Work to be completed:
In the material below, find all lines with the string "trillion" and copy them.

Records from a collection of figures
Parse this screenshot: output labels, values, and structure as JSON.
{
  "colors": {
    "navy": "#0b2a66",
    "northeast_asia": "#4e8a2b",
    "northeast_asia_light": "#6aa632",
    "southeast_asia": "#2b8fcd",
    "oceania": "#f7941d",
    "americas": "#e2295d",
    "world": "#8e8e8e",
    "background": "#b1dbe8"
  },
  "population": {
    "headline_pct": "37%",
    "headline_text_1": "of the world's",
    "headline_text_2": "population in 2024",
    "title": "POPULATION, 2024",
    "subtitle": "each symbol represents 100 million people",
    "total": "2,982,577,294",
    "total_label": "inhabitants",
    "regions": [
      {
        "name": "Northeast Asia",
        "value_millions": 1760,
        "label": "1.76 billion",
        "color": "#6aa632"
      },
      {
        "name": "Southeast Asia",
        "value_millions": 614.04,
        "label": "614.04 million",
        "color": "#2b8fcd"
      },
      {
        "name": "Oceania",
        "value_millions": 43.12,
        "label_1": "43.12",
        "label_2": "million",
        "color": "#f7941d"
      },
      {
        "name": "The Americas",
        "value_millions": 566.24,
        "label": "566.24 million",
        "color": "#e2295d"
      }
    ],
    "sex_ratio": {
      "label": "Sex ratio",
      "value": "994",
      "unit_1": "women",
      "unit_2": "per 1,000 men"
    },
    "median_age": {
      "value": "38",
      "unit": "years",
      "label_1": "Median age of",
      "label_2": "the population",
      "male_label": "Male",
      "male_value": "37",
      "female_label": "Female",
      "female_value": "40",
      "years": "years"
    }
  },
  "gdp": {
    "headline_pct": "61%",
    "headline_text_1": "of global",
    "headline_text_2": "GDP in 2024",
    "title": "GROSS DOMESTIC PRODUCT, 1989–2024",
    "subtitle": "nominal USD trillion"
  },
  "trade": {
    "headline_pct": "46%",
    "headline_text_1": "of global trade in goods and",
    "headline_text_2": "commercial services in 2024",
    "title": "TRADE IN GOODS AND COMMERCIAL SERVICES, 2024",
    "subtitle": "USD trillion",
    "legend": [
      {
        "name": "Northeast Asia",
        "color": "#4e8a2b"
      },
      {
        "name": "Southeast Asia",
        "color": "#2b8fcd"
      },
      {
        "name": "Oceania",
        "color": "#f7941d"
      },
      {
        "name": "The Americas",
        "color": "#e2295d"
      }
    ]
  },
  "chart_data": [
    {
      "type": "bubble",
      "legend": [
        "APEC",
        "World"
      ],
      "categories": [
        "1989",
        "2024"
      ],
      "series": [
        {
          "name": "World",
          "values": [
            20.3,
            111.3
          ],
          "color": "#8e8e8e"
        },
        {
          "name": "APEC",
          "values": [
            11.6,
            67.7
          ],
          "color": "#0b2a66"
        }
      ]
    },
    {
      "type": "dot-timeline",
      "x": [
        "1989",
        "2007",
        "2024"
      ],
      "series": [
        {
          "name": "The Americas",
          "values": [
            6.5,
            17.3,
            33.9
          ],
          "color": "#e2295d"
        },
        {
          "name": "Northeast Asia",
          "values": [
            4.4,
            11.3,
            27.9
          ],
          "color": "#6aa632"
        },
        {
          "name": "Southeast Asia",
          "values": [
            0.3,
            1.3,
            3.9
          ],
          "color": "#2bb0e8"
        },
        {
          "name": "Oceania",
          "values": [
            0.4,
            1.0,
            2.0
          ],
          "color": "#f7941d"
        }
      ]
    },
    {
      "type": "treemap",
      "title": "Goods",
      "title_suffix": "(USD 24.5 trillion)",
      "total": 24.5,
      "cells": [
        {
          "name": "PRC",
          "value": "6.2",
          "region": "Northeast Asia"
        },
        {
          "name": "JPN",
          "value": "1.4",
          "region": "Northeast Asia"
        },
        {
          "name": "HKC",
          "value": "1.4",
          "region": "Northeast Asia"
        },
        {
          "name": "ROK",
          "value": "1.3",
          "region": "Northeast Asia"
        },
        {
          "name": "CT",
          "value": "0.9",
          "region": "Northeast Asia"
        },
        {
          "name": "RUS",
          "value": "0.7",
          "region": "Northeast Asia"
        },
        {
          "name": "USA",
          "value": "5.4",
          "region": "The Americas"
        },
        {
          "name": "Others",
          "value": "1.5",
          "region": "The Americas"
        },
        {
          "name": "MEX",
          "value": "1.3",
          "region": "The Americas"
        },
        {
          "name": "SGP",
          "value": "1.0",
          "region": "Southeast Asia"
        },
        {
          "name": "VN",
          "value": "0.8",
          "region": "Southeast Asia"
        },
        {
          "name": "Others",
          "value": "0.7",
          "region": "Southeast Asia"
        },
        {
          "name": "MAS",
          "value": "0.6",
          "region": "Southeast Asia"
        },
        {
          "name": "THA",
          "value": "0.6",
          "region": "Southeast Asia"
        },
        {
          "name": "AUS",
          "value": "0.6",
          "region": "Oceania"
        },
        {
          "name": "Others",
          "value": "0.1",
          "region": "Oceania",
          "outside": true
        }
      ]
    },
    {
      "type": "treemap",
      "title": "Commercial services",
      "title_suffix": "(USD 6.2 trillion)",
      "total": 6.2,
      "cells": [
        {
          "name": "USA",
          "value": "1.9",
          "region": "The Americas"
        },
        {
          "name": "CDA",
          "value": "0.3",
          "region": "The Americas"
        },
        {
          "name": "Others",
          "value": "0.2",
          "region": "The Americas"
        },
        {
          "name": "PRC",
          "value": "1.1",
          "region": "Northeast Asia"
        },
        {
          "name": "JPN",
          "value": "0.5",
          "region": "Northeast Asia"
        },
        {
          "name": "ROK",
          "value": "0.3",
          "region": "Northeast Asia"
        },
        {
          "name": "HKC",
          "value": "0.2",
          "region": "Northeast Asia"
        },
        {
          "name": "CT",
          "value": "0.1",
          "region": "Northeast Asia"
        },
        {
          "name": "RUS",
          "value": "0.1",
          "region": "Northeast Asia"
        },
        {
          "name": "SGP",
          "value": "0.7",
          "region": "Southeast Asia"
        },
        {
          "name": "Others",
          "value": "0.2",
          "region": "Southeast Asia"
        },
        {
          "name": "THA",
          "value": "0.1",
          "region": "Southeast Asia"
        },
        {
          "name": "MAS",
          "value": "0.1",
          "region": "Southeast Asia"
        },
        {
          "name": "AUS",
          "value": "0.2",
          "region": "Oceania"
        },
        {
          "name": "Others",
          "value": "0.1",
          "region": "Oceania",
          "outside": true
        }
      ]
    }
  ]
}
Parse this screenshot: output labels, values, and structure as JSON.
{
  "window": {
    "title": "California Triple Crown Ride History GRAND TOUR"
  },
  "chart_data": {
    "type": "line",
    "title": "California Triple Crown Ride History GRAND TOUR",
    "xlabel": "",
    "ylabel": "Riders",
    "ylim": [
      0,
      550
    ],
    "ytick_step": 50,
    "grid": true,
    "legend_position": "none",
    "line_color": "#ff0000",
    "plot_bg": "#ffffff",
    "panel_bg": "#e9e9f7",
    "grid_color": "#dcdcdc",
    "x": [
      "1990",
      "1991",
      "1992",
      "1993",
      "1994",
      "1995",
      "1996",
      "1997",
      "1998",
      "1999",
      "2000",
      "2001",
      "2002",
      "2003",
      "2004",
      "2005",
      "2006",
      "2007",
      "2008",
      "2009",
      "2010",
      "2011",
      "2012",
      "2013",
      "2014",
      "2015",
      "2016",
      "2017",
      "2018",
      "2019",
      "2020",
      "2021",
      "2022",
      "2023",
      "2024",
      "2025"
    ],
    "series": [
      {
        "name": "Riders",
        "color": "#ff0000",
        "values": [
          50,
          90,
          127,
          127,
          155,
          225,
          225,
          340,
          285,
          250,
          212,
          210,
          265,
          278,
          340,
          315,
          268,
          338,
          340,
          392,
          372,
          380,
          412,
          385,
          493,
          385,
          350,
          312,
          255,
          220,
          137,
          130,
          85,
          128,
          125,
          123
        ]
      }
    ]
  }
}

Result of this task:
    "subtitle": "nominal USD trillion"
    "subtitle": "USD trillion",
      "title_suffix": "(USD 24.5 trillion)",
      "title_suffix": "(USD 6.2 trillion)",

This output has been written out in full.